§ What you will do
Check every line below for the word "helps" and give only the number of lines where it appears.

(Stored data entries)
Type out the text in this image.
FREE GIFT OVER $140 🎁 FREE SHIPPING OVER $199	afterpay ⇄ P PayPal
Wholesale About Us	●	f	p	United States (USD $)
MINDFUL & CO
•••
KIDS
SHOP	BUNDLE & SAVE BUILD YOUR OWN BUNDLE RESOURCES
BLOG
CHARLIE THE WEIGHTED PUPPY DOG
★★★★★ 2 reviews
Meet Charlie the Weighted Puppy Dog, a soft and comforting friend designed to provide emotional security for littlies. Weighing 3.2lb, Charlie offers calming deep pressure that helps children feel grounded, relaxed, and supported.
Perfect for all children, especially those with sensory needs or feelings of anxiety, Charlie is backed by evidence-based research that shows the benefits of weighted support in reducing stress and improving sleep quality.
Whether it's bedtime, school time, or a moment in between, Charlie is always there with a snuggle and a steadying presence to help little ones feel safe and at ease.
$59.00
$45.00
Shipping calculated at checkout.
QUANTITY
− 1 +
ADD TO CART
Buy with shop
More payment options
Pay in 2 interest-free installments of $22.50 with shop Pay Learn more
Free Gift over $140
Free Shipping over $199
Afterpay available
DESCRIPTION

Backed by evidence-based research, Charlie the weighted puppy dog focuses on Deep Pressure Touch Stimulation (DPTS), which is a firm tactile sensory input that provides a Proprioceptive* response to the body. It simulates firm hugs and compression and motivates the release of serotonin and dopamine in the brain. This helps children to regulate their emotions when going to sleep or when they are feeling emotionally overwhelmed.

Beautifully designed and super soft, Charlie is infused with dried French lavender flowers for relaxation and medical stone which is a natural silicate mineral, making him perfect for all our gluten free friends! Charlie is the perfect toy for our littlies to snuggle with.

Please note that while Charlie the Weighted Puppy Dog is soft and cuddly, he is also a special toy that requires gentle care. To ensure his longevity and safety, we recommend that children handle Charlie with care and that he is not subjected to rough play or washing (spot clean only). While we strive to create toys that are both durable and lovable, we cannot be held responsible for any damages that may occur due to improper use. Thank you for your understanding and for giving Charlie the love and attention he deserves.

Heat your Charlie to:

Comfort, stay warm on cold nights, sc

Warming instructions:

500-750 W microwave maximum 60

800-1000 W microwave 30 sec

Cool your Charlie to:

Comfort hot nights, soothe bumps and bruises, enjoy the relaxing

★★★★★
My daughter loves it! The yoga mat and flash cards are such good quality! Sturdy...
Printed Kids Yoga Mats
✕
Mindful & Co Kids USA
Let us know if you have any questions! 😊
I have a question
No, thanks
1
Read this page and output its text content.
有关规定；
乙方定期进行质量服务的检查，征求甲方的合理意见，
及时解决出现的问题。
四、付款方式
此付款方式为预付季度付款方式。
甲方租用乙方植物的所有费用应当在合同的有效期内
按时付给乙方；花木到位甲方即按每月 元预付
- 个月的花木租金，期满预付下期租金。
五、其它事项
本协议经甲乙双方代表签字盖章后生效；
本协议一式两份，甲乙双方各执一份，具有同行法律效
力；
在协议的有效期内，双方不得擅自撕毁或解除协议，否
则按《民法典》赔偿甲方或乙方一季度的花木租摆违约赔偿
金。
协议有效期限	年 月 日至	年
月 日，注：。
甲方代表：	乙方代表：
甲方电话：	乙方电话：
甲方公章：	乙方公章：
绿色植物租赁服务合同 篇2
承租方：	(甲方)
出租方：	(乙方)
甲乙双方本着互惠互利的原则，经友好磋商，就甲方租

§ Worked answer
2